Exercise directions
Copy the following data verbatim, omitting the pictures.

········

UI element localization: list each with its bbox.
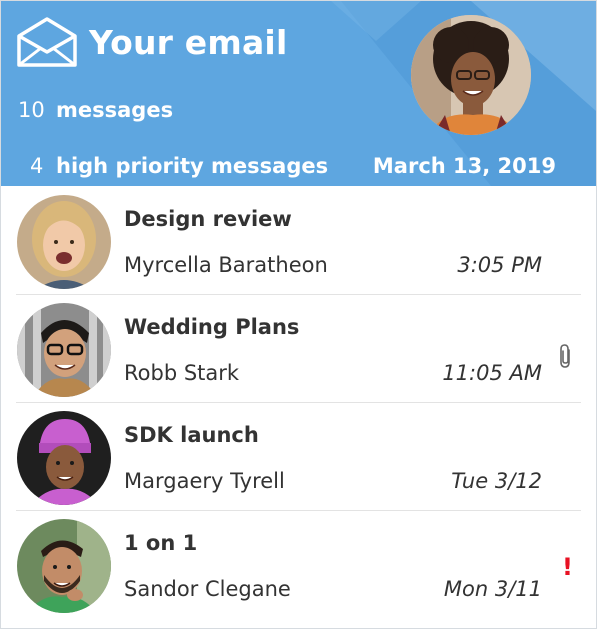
envelope-open-icon [17, 17, 77, 67]
email-card: Your email 10 messages 4 high priority m… [0, 0, 597, 629]
email-header: Your email 10 messages 4 high priority m… [1, 1, 596, 186]
email-item[interactable]: Wedding Plans Robb Stark 11:05 AM [1, 295, 596, 403]
email-sender: Myrcella Baratheon [124, 253, 328, 277]
email-subject: SDK launch [124, 423, 259, 447]
email-item[interactable]: Design review Myrcella Baratheon 3:05 PM [1, 187, 596, 295]
header-title: Your email [89, 23, 288, 62]
sender-avatar [17, 411, 111, 505]
message-count-label: messages [56, 98, 174, 122]
header-date: March 13, 2019 [372, 154, 556, 178]
email-sender: Robb Stark [124, 361, 240, 385]
high-importance-icon: ! [562, 553, 573, 581]
email-item[interactable]: SDK launch Margaery Tyrell Tue 3/12 [1, 403, 596, 511]
message-count: 10 [18, 98, 45, 122]
email-time: Mon 3/11 [443, 577, 542, 601]
email-list: Design review Myrcella Baratheon 3:05 PM [1, 187, 596, 619]
email-subject: 1 on 1 [124, 531, 198, 555]
sender-avatar [17, 519, 111, 613]
email-subject: Wedding Plans [124, 315, 300, 339]
sender-avatar [17, 195, 111, 289]
email-sender: Margaery Tyrell [124, 469, 285, 493]
priority-count: 4 [30, 154, 44, 178]
priority-count-label: high priority messages [56, 154, 329, 178]
email-item[interactable]: 1 on 1 Sandor Clegane Mon 3/11 ! [1, 511, 596, 619]
email-time: 3:05 PM [457, 253, 542, 277]
sender-avatar [17, 303, 111, 397]
email-subject: Design review [124, 207, 292, 231]
email-time: Tue 3/12 [451, 469, 542, 493]
email-time: 11:05 AM [442, 361, 542, 385]
email-sender: Sandor Clegane [124, 577, 291, 601]
user-avatar[interactable] [411, 15, 531, 135]
attachment-icon [560, 344, 570, 368]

········

Solution for this exercise
UI element localization: list each with its bbox.
envelope-open-icon [17, 17, 77, 67]
email-card: Your email 10 messages 4 high priority m… [0, 0, 597, 629]
email-header: Your email 10 messages 4 high priority m… [1, 1, 596, 186]
email-item[interactable]: Wedding Plans Robb Stark 11:05 AM [1, 295, 596, 403]
email-sender: Myrcella Baratheon [124, 253, 328, 277]
email-subject: SDK launch [124, 423, 259, 447]
email-item[interactable]: Design review Myrcella Baratheon 3:05 PM [1, 187, 596, 295]
header-title: Your email [89, 23, 288, 62]
sender-avatar [17, 411, 111, 505]
message-count-label: messages [56, 98, 174, 122]
header-date: March 13, 2019 [372, 154, 556, 178]
email-sender: Robb Stark [124, 361, 240, 385]
high-importance-icon: ! [562, 553, 573, 581]
email-item[interactable]: SDK launch Margaery Tyrell Tue 3/12 [1, 403, 596, 511]
message-count: 10 [18, 98, 45, 122]
email-time: Mon 3/11 [443, 577, 542, 601]
email-list: Design review Myrcella Baratheon 3:05 PM [1, 187, 596, 619]
email-subject: 1 on 1 [124, 531, 198, 555]
sender-avatar [17, 519, 111, 613]
email-subject: Wedding Plans [124, 315, 300, 339]
sender-avatar [17, 195, 111, 289]
email-sender: Margaery Tyrell [124, 469, 285, 493]
priority-count: 4 [30, 154, 44, 178]
priority-count-label: high priority messages [56, 154, 329, 178]
email-item[interactable]: 1 on 1 Sandor Clegane Mon 3/11 ! [1, 511, 596, 619]
email-time: 3:05 PM [457, 253, 542, 277]
sender-avatar [17, 303, 111, 397]
email-subject: Design review [124, 207, 292, 231]
email-time: Tue 3/12 [451, 469, 542, 493]
email-time: 11:05 AM [442, 361, 542, 385]
email-sender: Sandor Clegane [124, 577, 291, 601]
user-avatar[interactable] [411, 15, 531, 135]
attachment-icon [560, 344, 570, 368]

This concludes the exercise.